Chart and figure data
────────────────────
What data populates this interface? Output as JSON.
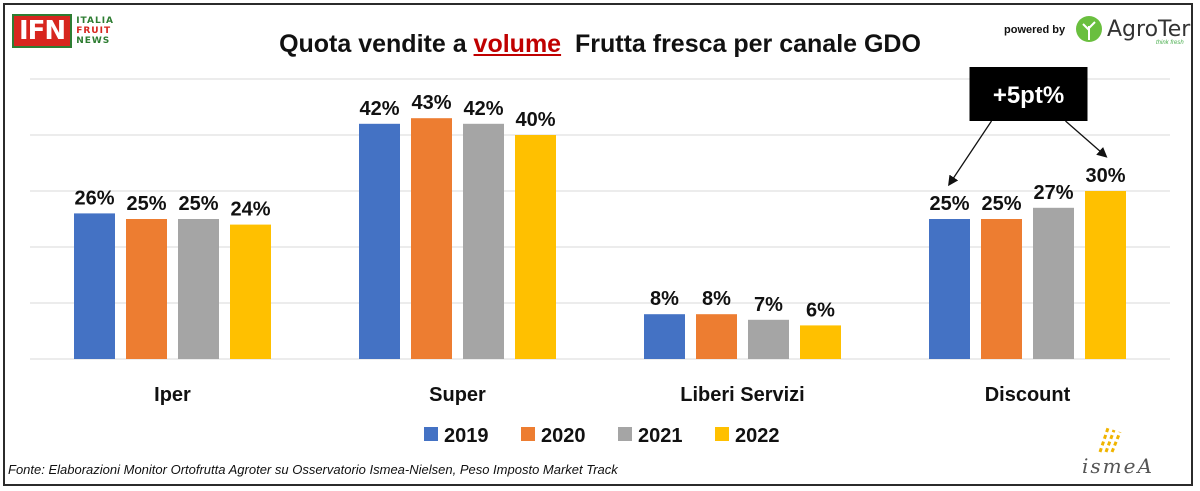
{
  "header": {
    "ifn_logo": {
      "mark": "IFN",
      "line1": "ITALIA",
      "line2": "FRUIT",
      "line3": "NEWS"
    },
    "title_part1": "Quota vendite a ",
    "title_highlight": "volume",
    "title_part2": "  Frutta fresca per canale GDO",
    "powered_by": "powered by",
    "agroter_logo": {
      "brand": "AgroTer",
      "tagline": "think fresh"
    }
  },
  "footer": {
    "source": "Fonte: Elaborazioni Monitor Ortofrutta Agroter su Osservatorio Ismea-Nielsen, Peso Imposto Market Track",
    "ismea_logo": "ismeA"
  },
  "colors": {
    "2019": "#4472c4",
    "2020": "#ed7d31",
    "2021": "#a5a5a5",
    "2022": "#ffc000",
    "gridline": "#d9d9d9",
    "title_highlight": "#c00000"
  },
  "chart_data": {
    "type": "bar",
    "title": "Quota vendite a volume  Frutta fresca per canale GDO",
    "categories": [
      "Iper",
      "Super",
      "Liberi Servizi",
      "Discount"
    ],
    "series": [
      {
        "name": "2019",
        "values": [
          26,
          42,
          8,
          25
        ],
        "labels": [
          "26%",
          "42%",
          "8%",
          "25%"
        ]
      },
      {
        "name": "2020",
        "values": [
          25,
          43,
          8,
          25
        ],
        "labels": [
          "25%",
          "43%",
          "8%",
          "25%"
        ]
      },
      {
        "name": "2021",
        "values": [
          25,
          42,
          7,
          27
        ],
        "labels": [
          "25%",
          "42%",
          "7%",
          "27%"
        ]
      },
      {
        "name": "2022",
        "values": [
          24,
          40,
          6,
          30
        ],
        "labels": [
          "24%",
          "40%",
          "6%",
          "30%"
        ]
      }
    ],
    "ylim": [
      0,
      50
    ],
    "grid": true,
    "legend_position": "bottom",
    "annotation": {
      "text": "+5pt%",
      "category": "Discount",
      "from_series": "2019",
      "to_series": "2022"
    }
  }
}
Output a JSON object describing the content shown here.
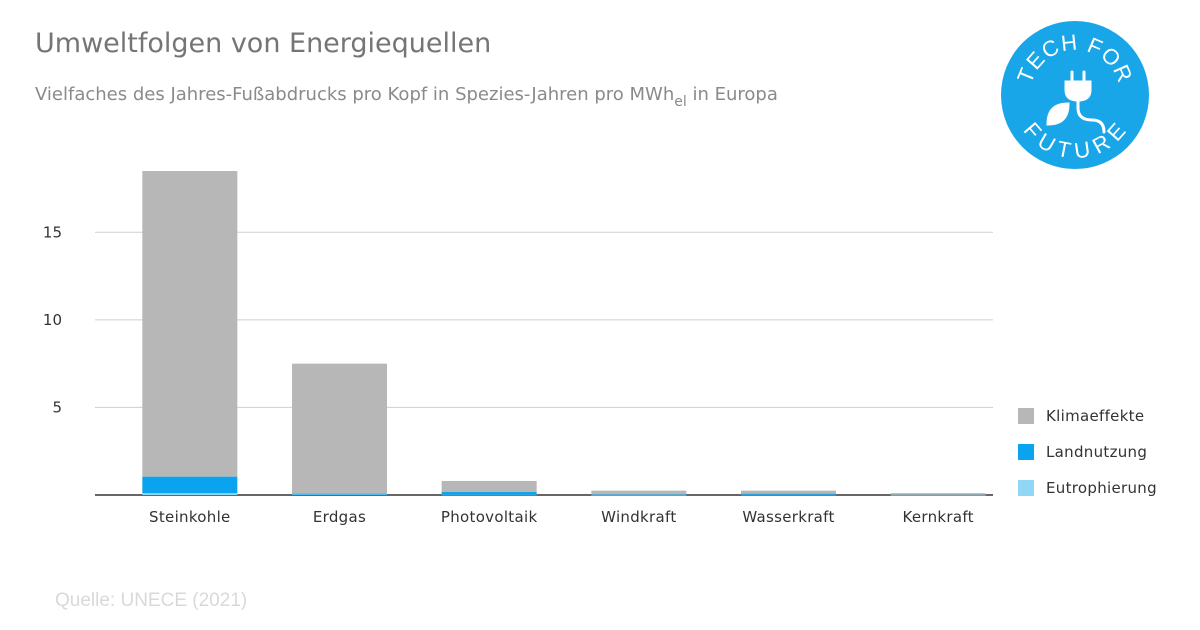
{
  "title": "Umweltfolgen von Energiequellen",
  "subtitle": {
    "main": "Vielfaches des Jahres-Fußabdrucks pro Kopf in Spezies-Jahren pro MWh",
    "sub": "el",
    "suffix": " in Europa"
  },
  "source": "Quelle: UNECE (2021)",
  "logo": {
    "top_text": "TECH FOR",
    "bottom_text": "FUTURE",
    "color": "#19a6e8",
    "icon": "plug-leaf-icon"
  },
  "chart_data": {
    "type": "bar",
    "stacked": true,
    "categories": [
      "Steinkohle",
      "Erdgas",
      "Photovoltaik",
      "Windkraft",
      "Wasserkraft",
      "Kernkraft"
    ],
    "series": [
      {
        "name": "Eutrophierung",
        "color": "#8fd7f5",
        "values": [
          0.1,
          0.03,
          0.02,
          0.01,
          0.02,
          0.005
        ]
      },
      {
        "name": "Landnutzung",
        "color": "#0aa3f0",
        "values": [
          0.95,
          0.05,
          0.15,
          0.02,
          0.06,
          0.01
        ]
      },
      {
        "name": "Klimaeffekte",
        "color": "#b7b7b7",
        "values": [
          17.45,
          7.42,
          0.63,
          0.22,
          0.17,
          0.09
        ]
      }
    ],
    "legend_order": [
      "Klimaeffekte",
      "Landnutzung",
      "Eutrophierung"
    ],
    "yticks": [
      5,
      10,
      15
    ],
    "ylim": [
      0,
      18.5
    ],
    "grid": true,
    "legend_position": "right",
    "xlabel": "",
    "ylabel": ""
  }
}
────────────────────
What this task involves
Leave out the pictures and transcribe the entries above exactly.

Answer to the task
What data populates this interface? Output as JSON.
{
  "header": {
    "ifn_logo": {
      "mark": "IFN",
      "line1": "ITALIA",
      "line2": "FRUIT",
      "line3": "NEWS"
    },
    "title_part1": "Quota vendite a ",
    "title_highlight": "volume",
    "title_part2": "  Frutta fresca per canale GDO",
    "powered_by": "powered by",
    "agroter_logo": {
      "brand": "AgroTer",
      "tagline": "think fresh"
    }
  },
  "footer": {
    "source": "Fonte: Elaborazioni Monitor Ortofrutta Agroter su Osservatorio Ismea-Nielsen, Peso Imposto Market Track",
    "ismea_logo": "ismeA"
  },
  "colors": {
    "2019": "#4472c4",
    "2020": "#ed7d31",
    "2021": "#a5a5a5",
    "2022": "#ffc000",
    "gridline": "#d9d9d9",
    "title_highlight": "#c00000"
  },
  "chart_data": {
    "type": "bar",
    "title": "Quota vendite a volume  Frutta fresca per canale GDO",
    "categories": [
      "Iper",
      "Super",
      "Liberi Servizi",
      "Discount"
    ],
    "series": [
      {
        "name": "2019",
        "values": [
          26,
          42,
          8,
          25
        ],
        "labels": [
          "26%",
          "42%",
          "8%",
          "25%"
        ]
      },
      {
        "name": "2020",
        "values": [
          25,
          43,
          8,
          25
        ],
        "labels": [
          "25%",
          "43%",
          "8%",
          "25%"
        ]
      },
      {
        "name": "2021",
        "values": [
          25,
          42,
          7,
          27
        ],
        "labels": [
          "25%",
          "42%",
          "7%",
          "27%"
        ]
      },
      {
        "name": "2022",
        "values": [
          24,
          40,
          6,
          30
        ],
        "labels": [
          "24%",
          "40%",
          "6%",
          "30%"
        ]
      }
    ],
    "ylim": [
      0,
      50
    ],
    "grid": true,
    "legend_position": "bottom",
    "annotation": {
      "text": "+5pt%",
      "category": "Discount",
      "from_series": "2019",
      "to_series": "2022"
    }
  }
}
Output a JSON object describing the content shown here.
{
  "title": "Umweltfolgen von Energiequellen",
  "subtitle": {
    "main": "Vielfaches des Jahres-Fußabdrucks pro Kopf in Spezies-Jahren pro MWh",
    "sub": "el",
    "suffix": " in Europa"
  },
  "source": "Quelle: UNECE (2021)",
  "logo": {
    "top_text": "TECH FOR",
    "bottom_text": "FUTURE",
    "color": "#19a6e8",
    "icon": "plug-leaf-icon"
  },
  "chart_data": {
    "type": "bar",
    "stacked": true,
    "categories": [
      "Steinkohle",
      "Erdgas",
      "Photovoltaik",
      "Windkraft",
      "Wasserkraft",
      "Kernkraft"
    ],
    "series": [
      {
        "name": "Eutrophierung",
        "color": "#8fd7f5",
        "values": [
          0.1,
          0.03,
          0.02,
          0.01,
          0.02,
          0.005
        ]
      },
      {
        "name": "Landnutzung",
        "color": "#0aa3f0",
        "values": [
          0.95,
          0.05,
          0.15,
          0.02,
          0.06,
          0.01
        ]
      },
      {
        "name": "Klimaeffekte",
        "color": "#b7b7b7",
        "values": [
          17.45,
          7.42,
          0.63,
          0.22,
          0.17,
          0.09
        ]
      }
    ],
    "legend_order": [
      "Klimaeffekte",
      "Landnutzung",
      "Eutrophierung"
    ],
    "yticks": [
      5,
      10,
      15
    ],
    "ylim": [
      0,
      18.5
    ],
    "grid": true,
    "legend_position": "right",
    "xlabel": "",
    "ylabel": ""
  }
}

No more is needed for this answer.